◆ **What is expected**
Only the number is needed: how many lines contain the word "tarqalishi"?

____

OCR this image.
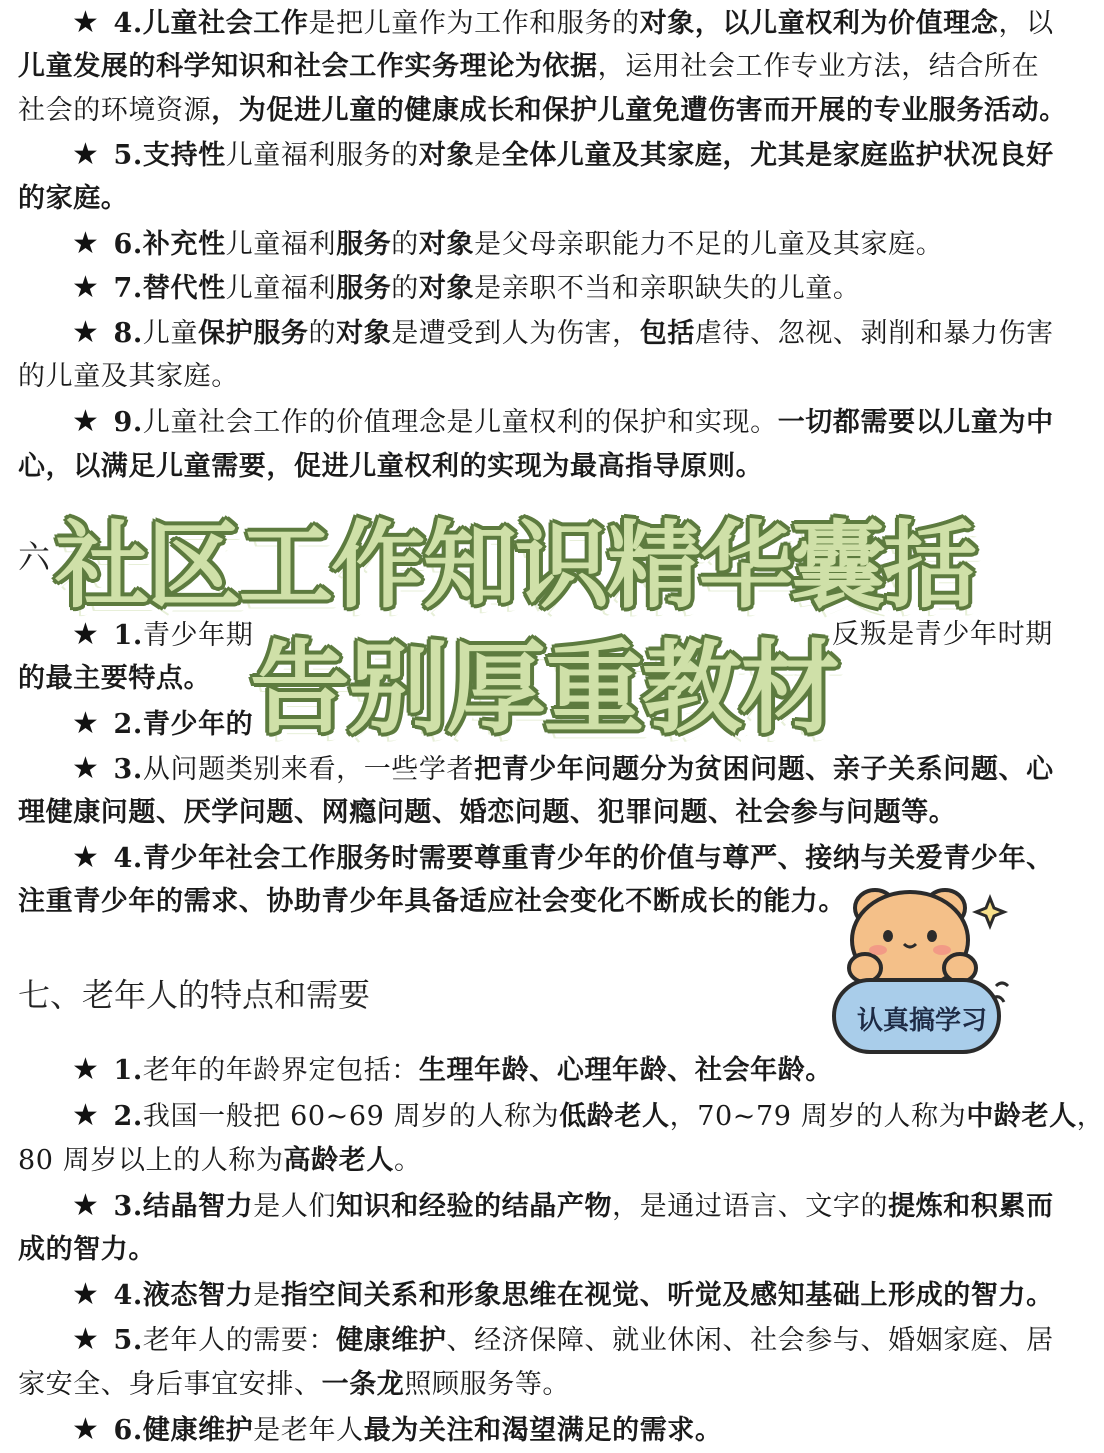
★ 4.儿童社会工作是把儿童作为工作和服务的对象，以儿童权利为价值理念，以
儿童发展的科学知识和社会工作实务理论为依据，运用社会工作专业方法，结合所在
社会的环境资源，为促进儿童的健康成长和保护儿童免遭伤害而开展的专业服务活动。
★ 5.支持性儿童福利服务的对象是全体儿童及其家庭，尤其是家庭监护状况良好
的家庭。
★ 6.补充性儿童福利服务的对象是父母亲职能力不足的儿童及其家庭。
★ 7.替代性儿童福利服务的对象是亲职不当和亲职缺失的儿童。
★ 8.儿童保护服务的对象是遭受到人为伤害，包括虐待、忽视、剥削和暴力伤害
的儿童及其家庭。
★ 9.儿童社会工作的价值理念是儿童权利的保护和实现。一切都需要以儿童为中
心，以满足儿童需要，促进儿童权利的实现为最高指导原则。
六
★ 1.青少年期	反叛是青少年时期
的最主要特点。
★ 2.青少年的
★ 3.从问题类别来看，一些学者把青少年问题分为贫困问题、亲子关系问题、心
理健康问题、厌学问题、网瘾问题、婚恋问题、犯罪问题、社会参与问题等。
★ 4.青少年社会工作服务时需要尊重青少年的价值与尊严、接纳与关爱青少年、
注重青少年的需求、协助青少年具备适应社会变化不断成长的能力。
七、老年人的特点和需要
★ 1.老年的年龄界定包括：生理年龄、心理年龄、社会年龄。
★ 2.我国一般把 60~69 周岁的人称为低龄老人，70~79 周岁的人称为中龄老人，
80 周岁以上的人称为高龄老人。
★ 3.结晶智力是人们知识和经验的结晶产物，是通过语言、文字的提炼和积累而
成的智力。
★ 4.液态智力是指空间关系和形象思维在视觉、听觉及感知基础上形成的智力。
★ 5.老年人的需要：健康维护、经济保障、就业休闲、社会参与、婚姻家庭、居
家安全、身后事宜安排、一条龙照顾服务等。
★ 6.健康维护是老年人最为关注和渴望满足的需求。
社区工作知识精华囊括
告别厚重教材
认真搞学习
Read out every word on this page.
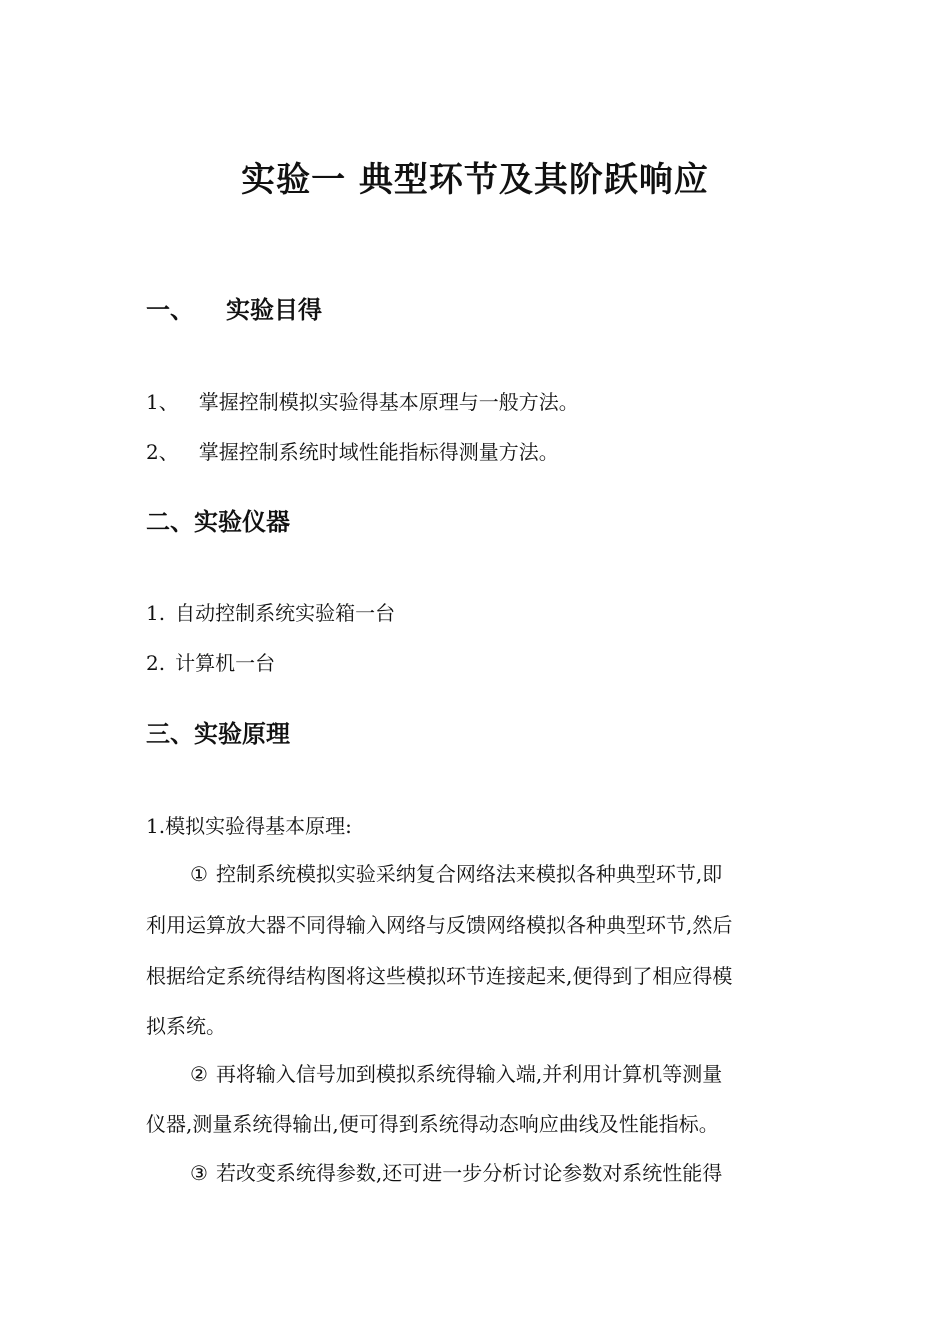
实验一 典型环节及其阶跃响应
一、 实验目得
1、 掌握控制模拟实验得基本原理与一般方法。
2、 掌握控制系统时域性能指标得测量方法。
二、实验仪器
1. 自动控制系统实验箱一台
2. 计算机一台
三、实验原理
1.模拟实验得基本原理:
① 控制系统模拟实验采纳复合网络法来模拟各种典型环节,即
利用运算放大器不同得输入网络与反馈网络模拟各种典型环节,然后
根据给定系统得结构图将这些模拟环节连接起来,便得到了相应得模
拟系统。
② 再将输入信号加到模拟系统得输入端,并利用计算机等测量
仪器,测量系统得输出,便可得到系统得动态响应曲线及性能指标。
③ 若改变系统得参数,还可进一步分析讨论参数对系统性能得
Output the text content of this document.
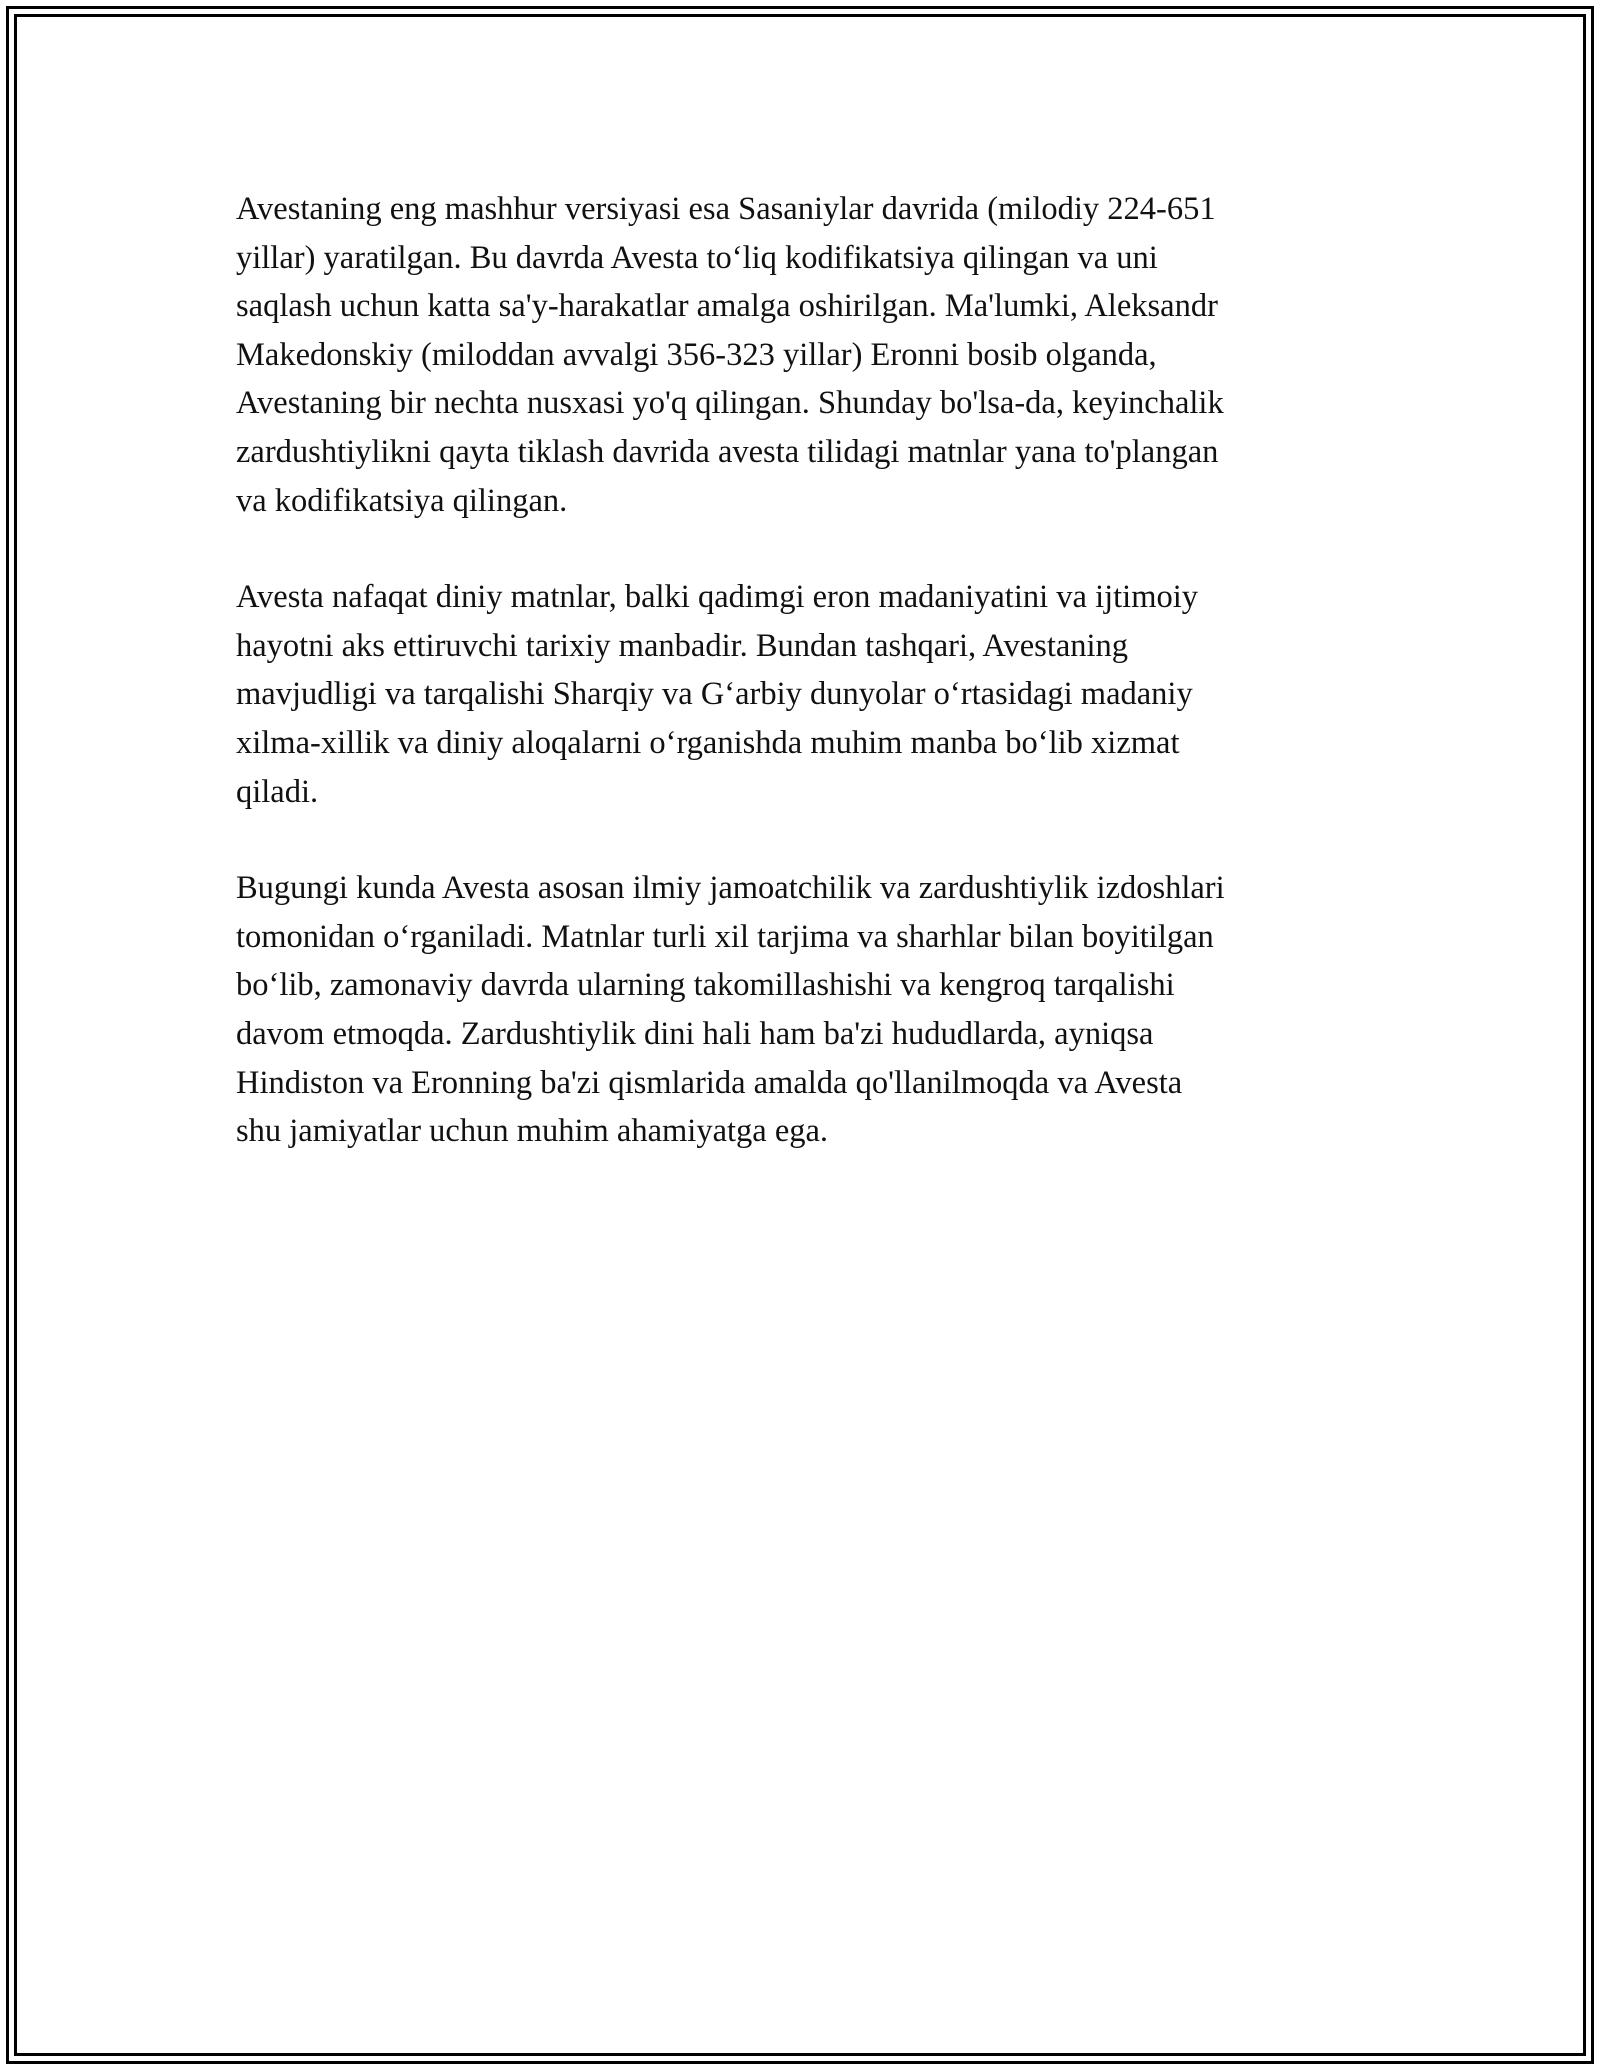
Avestaning eng mashhur versiyasi esa Sasaniylar davrida (milodiy 224-651
yillar) yaratilgan. Bu davrda Avesta to‘liq kodifikatsiya qilingan va uni
saqlash uchun katta sa'y-harakatlar amalga oshirilgan. Ma'lumki, Aleksandr
Makedonskiy (miloddan avvalgi 356-323 yillar) Eronni bosib olganda,
Avestaning bir nechta nusxasi yo'q qilingan. Shunday bo'lsa-da, keyinchalik
zardushtiylikni qayta tiklash davrida avesta tilidagi matnlar yana to'plangan
va kodifikatsiya qilingan.

Avesta nafaqat diniy matnlar, balki qadimgi eron madaniyatini va ijtimoiy
hayotni aks ettiruvchi tarixiy manbadir. Bundan tashqari, Avestaning
mavjudligi va tarqalishi Sharqiy va G‘arbiy dunyolar o‘rtasidagi madaniy
xilma-xillik va diniy aloqalarni o‘rganishda muhim manba bo‘lib xizmat
qiladi.

Bugungi kunda Avesta asosan ilmiy jamoatchilik va zardushtiylik izdoshlari
tomonidan o‘rganiladi. Matnlar turli xil tarjima va sharhlar bilan boyitilgan
bo‘lib, zamonaviy davrda ularning takomillashishi va kengroq tarqalishi
davom etmoqda. Zardushtiylik dini hali ham ba'zi hududlarda, ayniqsa
Hindiston va Eronning ba'zi qismlarida amalda qo'llanilmoqda va Avesta
shu jamiyatlar uchun muhim ahamiyatga ega.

____

◆ **Solution to the exercise**
2